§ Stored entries
################
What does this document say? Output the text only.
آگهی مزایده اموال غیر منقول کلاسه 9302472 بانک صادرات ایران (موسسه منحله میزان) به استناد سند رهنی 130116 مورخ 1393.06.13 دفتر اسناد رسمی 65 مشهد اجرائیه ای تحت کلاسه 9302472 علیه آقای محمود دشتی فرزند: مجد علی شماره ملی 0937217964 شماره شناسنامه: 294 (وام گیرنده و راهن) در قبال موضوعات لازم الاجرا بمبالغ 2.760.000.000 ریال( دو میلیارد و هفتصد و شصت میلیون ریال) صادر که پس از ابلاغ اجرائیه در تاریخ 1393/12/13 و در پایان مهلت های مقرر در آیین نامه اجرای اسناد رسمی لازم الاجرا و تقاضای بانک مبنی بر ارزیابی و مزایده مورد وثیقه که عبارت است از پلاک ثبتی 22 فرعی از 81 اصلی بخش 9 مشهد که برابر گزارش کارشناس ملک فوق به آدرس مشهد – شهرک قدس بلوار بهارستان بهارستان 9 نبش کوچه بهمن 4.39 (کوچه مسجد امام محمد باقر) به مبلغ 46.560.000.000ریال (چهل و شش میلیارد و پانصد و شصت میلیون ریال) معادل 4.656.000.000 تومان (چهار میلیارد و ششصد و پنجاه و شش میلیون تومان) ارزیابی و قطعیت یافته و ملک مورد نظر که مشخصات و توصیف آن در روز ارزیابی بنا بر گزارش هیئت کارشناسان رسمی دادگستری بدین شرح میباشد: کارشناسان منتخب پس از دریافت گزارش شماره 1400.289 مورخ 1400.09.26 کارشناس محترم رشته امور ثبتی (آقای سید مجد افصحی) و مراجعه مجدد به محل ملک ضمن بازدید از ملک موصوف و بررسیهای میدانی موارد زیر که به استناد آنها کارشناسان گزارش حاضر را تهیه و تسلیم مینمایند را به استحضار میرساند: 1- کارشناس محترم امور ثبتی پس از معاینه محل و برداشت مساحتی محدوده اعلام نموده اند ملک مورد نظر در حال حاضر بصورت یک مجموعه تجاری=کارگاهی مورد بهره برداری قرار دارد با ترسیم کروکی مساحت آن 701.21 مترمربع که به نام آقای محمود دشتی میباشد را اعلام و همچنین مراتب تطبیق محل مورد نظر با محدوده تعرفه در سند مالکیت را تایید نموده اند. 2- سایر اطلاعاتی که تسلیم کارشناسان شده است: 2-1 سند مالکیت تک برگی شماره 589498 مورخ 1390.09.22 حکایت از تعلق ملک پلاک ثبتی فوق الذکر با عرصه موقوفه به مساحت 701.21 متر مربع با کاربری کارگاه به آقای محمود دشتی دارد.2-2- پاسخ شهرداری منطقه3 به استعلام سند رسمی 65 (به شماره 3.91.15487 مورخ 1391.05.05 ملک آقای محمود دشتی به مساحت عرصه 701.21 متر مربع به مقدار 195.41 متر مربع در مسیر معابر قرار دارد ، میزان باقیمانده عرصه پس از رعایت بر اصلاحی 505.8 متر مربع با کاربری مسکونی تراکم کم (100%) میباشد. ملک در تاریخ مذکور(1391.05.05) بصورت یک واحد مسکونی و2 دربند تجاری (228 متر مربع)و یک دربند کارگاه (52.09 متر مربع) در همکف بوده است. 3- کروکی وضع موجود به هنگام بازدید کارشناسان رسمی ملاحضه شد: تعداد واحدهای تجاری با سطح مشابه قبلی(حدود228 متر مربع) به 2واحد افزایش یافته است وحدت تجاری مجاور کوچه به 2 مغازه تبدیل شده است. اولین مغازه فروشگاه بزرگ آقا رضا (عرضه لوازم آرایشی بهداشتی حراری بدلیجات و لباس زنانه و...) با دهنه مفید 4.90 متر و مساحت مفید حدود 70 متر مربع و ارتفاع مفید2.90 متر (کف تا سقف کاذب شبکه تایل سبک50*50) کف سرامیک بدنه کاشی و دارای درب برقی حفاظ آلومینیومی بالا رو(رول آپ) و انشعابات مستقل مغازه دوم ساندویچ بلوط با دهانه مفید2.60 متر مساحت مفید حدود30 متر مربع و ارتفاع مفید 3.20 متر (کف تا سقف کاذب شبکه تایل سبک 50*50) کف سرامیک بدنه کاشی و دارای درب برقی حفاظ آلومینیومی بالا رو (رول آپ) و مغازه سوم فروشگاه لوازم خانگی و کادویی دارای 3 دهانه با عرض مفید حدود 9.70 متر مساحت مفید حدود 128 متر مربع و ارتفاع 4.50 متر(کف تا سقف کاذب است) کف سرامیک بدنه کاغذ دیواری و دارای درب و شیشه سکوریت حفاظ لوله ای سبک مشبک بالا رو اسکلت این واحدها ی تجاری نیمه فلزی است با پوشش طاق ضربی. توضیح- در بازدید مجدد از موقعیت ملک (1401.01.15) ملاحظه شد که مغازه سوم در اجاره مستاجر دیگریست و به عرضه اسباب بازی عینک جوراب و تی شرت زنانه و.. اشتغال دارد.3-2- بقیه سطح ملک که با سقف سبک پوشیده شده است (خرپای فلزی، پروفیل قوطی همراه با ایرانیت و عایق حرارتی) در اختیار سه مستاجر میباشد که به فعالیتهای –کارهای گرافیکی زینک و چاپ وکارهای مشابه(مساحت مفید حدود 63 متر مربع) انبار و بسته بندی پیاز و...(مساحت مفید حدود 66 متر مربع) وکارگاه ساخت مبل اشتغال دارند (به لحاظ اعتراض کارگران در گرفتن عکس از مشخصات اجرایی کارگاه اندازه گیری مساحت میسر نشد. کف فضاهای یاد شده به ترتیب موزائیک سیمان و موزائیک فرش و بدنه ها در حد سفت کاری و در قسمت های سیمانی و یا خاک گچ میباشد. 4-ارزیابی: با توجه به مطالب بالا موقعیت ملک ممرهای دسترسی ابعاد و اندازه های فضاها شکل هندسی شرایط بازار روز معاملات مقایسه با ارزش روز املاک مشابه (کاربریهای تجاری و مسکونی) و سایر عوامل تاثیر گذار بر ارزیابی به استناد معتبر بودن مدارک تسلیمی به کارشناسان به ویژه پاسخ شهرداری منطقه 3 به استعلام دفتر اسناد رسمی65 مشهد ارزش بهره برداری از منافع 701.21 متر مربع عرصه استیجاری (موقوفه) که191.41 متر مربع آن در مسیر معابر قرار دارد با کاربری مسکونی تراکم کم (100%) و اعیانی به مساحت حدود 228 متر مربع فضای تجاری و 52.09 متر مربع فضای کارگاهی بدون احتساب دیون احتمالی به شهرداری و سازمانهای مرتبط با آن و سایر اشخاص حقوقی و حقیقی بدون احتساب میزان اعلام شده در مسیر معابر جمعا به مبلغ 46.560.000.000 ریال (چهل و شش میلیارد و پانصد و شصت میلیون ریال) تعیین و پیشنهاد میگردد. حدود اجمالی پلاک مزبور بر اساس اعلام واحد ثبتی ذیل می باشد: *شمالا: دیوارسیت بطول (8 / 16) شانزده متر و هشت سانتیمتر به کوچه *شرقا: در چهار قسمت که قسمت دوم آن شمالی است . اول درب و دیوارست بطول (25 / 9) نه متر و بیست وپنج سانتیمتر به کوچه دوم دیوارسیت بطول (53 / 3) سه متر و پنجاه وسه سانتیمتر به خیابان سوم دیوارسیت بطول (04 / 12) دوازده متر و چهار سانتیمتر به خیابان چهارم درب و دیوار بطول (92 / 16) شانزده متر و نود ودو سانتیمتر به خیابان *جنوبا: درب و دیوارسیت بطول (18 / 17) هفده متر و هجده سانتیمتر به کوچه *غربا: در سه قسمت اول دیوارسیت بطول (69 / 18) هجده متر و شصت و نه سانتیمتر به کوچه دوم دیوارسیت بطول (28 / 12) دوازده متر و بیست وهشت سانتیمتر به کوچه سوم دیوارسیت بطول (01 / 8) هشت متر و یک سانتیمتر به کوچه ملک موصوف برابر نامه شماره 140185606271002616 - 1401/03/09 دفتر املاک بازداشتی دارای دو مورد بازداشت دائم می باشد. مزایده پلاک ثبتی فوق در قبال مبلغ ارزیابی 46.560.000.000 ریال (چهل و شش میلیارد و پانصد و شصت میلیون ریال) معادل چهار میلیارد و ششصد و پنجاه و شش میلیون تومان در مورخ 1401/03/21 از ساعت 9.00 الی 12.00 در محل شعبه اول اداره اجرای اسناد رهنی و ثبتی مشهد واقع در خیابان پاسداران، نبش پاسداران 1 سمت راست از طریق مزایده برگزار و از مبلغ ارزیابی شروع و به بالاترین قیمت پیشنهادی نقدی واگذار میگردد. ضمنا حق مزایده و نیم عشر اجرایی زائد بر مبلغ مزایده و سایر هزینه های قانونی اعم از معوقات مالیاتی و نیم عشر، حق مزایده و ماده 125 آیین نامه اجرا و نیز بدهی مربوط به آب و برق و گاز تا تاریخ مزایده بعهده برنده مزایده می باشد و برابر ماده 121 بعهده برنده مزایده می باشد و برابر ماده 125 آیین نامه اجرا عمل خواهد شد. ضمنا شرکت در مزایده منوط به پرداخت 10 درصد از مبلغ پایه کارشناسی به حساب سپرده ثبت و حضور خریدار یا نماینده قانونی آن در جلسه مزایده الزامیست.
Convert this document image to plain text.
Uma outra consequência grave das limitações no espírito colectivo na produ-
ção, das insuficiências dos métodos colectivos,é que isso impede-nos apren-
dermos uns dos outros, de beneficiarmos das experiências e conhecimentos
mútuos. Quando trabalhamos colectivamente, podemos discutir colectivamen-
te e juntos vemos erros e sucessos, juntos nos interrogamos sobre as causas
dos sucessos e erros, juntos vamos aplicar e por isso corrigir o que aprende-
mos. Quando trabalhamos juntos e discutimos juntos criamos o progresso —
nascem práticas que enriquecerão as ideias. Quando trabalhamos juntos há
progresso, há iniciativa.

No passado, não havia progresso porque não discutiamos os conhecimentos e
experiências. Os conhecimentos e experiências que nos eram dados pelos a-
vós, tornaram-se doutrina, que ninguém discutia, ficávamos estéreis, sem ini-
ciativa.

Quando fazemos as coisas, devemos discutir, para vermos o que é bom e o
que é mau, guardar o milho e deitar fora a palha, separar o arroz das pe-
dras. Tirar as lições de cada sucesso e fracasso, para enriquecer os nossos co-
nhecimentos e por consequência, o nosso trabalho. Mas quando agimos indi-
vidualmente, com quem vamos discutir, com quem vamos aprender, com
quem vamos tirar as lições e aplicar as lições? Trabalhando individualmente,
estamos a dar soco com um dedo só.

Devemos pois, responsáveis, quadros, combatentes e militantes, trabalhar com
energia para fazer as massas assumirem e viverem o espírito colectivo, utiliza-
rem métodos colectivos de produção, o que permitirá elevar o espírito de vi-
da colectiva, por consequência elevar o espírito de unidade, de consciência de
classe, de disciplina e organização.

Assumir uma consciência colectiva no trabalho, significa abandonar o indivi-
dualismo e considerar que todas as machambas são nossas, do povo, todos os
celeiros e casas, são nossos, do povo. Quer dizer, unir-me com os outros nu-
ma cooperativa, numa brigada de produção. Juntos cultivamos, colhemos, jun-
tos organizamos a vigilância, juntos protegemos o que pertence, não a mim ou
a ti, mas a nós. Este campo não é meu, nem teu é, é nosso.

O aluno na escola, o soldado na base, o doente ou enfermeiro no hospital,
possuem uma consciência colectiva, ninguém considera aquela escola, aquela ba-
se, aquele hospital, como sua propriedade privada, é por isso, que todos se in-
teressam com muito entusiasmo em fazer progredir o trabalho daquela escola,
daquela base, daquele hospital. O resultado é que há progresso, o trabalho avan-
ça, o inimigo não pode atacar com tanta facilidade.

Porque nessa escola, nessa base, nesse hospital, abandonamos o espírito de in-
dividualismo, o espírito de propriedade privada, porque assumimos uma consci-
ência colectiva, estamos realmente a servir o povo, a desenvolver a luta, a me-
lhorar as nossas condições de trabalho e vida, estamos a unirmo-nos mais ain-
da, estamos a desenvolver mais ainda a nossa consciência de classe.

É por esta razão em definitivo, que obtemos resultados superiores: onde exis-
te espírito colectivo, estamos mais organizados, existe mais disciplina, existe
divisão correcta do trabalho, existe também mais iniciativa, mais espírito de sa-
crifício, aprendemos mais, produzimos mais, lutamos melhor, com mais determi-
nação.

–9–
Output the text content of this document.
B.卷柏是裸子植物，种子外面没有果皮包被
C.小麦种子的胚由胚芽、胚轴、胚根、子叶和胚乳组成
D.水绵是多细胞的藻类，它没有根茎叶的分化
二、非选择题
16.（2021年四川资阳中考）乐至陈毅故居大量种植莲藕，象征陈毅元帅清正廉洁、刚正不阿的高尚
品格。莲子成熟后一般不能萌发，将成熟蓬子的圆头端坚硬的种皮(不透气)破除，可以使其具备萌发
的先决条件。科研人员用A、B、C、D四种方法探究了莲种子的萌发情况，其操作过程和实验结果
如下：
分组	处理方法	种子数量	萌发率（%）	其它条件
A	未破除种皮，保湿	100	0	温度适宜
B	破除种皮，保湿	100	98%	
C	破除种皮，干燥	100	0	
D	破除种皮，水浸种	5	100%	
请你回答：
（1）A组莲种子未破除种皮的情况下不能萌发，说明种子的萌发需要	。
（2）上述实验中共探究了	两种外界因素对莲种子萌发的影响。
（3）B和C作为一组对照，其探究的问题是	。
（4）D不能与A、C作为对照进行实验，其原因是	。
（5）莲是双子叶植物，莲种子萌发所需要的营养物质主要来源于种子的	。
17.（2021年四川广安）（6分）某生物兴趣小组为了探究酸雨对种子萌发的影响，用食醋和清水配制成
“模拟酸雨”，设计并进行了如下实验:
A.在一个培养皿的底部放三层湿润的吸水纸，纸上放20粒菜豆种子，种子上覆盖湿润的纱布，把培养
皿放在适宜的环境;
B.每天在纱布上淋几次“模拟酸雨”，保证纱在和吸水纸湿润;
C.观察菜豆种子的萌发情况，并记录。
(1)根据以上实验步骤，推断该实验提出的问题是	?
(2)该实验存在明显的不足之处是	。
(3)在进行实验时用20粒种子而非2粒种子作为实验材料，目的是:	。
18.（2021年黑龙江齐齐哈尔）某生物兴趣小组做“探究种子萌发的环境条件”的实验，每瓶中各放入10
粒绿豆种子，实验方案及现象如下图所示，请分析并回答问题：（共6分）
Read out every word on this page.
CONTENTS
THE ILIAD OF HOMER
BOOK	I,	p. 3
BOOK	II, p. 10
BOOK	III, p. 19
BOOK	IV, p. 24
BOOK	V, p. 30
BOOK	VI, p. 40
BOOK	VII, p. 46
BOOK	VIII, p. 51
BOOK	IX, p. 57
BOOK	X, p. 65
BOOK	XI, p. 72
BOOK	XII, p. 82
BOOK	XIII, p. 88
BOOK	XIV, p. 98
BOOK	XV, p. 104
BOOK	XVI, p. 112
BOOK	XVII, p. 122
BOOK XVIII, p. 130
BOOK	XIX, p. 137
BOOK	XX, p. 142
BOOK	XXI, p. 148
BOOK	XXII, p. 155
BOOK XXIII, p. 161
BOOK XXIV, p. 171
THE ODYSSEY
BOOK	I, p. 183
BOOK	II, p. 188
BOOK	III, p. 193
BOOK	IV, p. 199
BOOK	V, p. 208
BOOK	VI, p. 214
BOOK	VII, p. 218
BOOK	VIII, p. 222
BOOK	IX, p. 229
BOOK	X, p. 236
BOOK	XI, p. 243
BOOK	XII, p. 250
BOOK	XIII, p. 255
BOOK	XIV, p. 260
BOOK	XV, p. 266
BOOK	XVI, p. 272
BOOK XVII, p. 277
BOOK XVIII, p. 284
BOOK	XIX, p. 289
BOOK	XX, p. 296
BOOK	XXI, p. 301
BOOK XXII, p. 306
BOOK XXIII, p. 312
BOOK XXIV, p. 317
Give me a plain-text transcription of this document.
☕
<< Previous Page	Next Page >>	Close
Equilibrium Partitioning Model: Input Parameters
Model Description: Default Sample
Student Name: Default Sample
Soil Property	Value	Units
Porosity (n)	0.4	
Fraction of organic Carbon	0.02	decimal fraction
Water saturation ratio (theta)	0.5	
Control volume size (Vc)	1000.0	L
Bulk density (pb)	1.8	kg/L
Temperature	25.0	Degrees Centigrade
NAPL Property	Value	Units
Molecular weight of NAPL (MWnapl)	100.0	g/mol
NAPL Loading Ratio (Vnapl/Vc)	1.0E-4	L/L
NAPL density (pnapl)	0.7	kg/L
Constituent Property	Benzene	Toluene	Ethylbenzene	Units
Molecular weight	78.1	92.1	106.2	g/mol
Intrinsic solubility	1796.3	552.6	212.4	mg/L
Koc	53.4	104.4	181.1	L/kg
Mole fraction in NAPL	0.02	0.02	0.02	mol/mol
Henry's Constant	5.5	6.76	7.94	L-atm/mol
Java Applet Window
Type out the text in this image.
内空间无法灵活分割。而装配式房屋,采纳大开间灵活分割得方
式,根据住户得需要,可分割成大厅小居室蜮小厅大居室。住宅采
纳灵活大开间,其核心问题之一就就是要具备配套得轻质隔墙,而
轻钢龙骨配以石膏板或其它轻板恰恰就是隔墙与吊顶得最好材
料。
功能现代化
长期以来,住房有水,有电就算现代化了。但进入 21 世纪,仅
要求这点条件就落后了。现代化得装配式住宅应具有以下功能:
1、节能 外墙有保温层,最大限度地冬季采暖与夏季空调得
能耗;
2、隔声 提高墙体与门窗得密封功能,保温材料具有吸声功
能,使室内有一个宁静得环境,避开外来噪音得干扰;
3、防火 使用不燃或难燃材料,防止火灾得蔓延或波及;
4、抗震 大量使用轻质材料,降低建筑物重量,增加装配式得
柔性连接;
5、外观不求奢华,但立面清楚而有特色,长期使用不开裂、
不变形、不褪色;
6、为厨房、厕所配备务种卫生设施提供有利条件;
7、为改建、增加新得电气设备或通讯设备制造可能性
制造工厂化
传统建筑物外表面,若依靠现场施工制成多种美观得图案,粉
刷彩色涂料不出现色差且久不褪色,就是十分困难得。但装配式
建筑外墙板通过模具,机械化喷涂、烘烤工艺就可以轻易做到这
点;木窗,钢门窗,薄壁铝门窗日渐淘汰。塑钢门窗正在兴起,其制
################
§ Work to complete
Copy each line of the records that contains the word "aplicar".

§ Problem solution
dos sucessos e erros, juntos vamos aplicar e por isso corrigir o que aprende-
quem vamos tirar as lições e aplicar as lições? Trabalhando individualmente,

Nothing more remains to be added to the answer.